▸ **RECORDS FOR PROCESSING**:
● ● ● ●

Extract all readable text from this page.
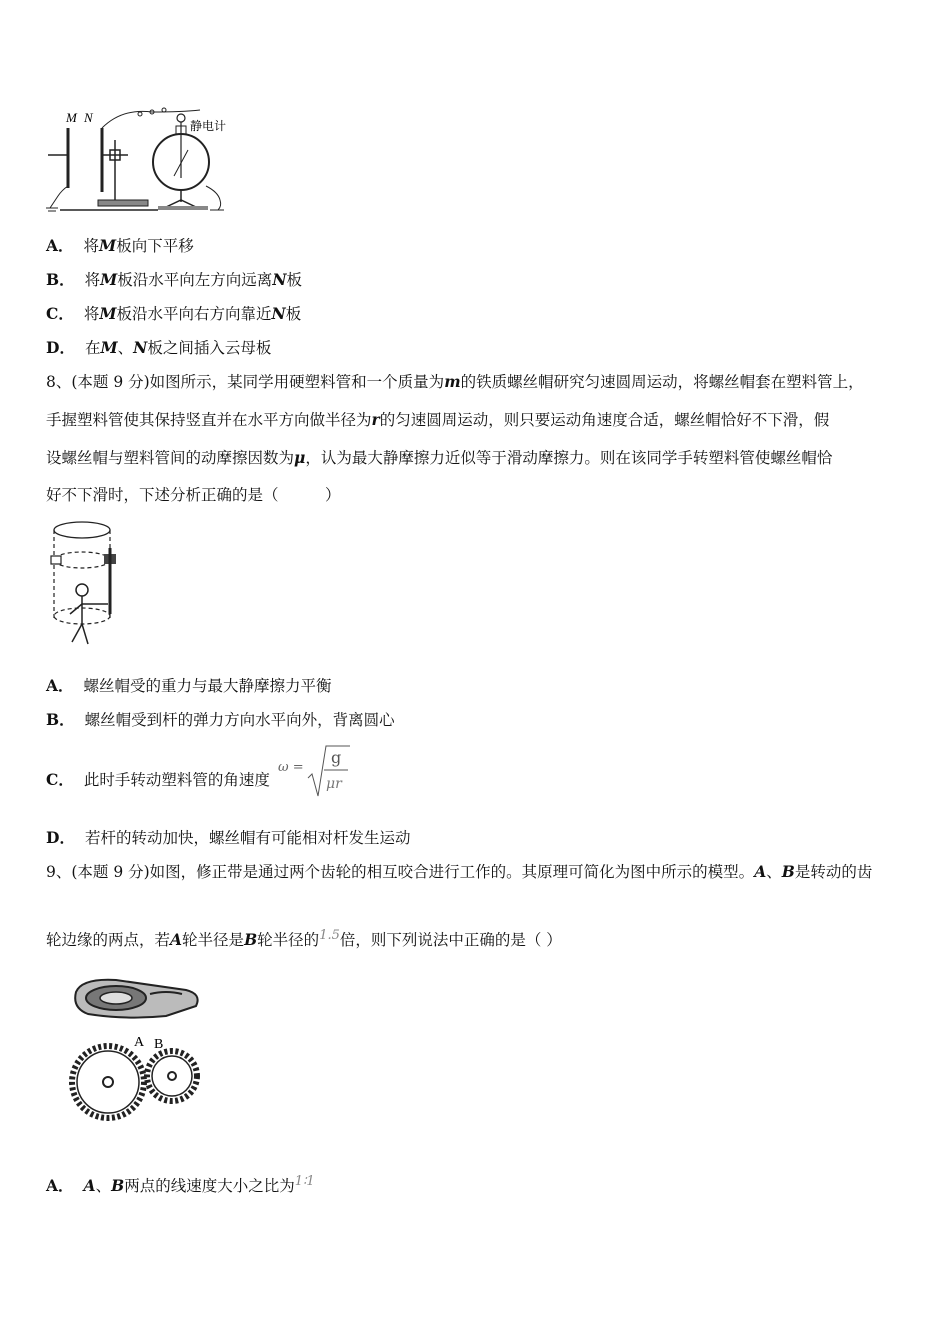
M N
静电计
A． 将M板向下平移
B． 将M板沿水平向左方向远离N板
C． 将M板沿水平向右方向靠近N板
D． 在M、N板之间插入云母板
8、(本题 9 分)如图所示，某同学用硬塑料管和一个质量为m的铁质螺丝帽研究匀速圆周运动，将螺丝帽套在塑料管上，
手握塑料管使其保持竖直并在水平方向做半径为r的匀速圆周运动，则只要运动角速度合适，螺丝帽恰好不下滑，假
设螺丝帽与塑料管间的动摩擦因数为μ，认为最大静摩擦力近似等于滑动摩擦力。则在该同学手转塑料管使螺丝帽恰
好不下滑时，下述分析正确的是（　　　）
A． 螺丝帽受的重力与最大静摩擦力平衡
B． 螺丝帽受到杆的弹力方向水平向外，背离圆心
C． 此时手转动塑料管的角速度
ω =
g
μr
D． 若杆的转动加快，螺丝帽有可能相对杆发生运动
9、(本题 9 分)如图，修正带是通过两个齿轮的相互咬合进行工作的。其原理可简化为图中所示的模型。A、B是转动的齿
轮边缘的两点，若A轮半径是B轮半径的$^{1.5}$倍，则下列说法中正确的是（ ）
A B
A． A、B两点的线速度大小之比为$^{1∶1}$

● ● ● ●

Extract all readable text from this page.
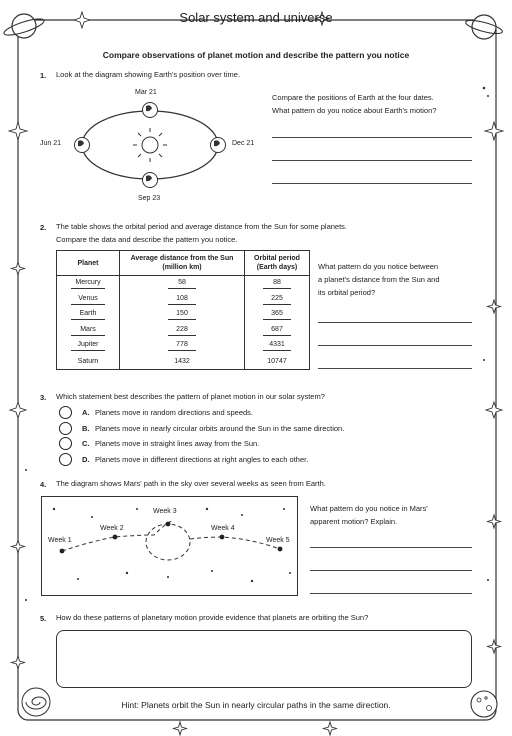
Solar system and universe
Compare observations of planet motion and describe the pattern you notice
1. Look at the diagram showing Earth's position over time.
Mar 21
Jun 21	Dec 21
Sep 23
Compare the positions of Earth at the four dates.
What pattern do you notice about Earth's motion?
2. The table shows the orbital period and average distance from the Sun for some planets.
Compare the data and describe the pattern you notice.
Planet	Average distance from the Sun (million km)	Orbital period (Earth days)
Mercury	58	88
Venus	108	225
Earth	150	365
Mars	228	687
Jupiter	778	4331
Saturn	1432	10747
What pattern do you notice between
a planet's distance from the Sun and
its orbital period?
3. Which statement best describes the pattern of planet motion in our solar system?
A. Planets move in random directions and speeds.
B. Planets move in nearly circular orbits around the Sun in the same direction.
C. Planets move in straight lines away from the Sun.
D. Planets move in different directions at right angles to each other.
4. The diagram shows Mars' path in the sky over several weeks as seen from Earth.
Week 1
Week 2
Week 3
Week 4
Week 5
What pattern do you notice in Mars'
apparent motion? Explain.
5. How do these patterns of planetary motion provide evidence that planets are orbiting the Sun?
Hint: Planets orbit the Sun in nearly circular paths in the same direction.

● ● ● ●

▸ **OBJECTIVE**: Above are the records. Identify each line that contains the word "from".

▸ **FINAL RESULT**:
Extract all readable text from this page.
Extract all readable text from this page.
2. The table shows the orbital period and average distance from the Sun for some planets.
Planet	Average distance from the Sun (million km)	Orbital period (Earth days)
a planet's distance from the Sun and
C. Planets move in straight lines away from the Sun.
4. The diagram shows Mars' path in the sky over several weeks as seen from Earth.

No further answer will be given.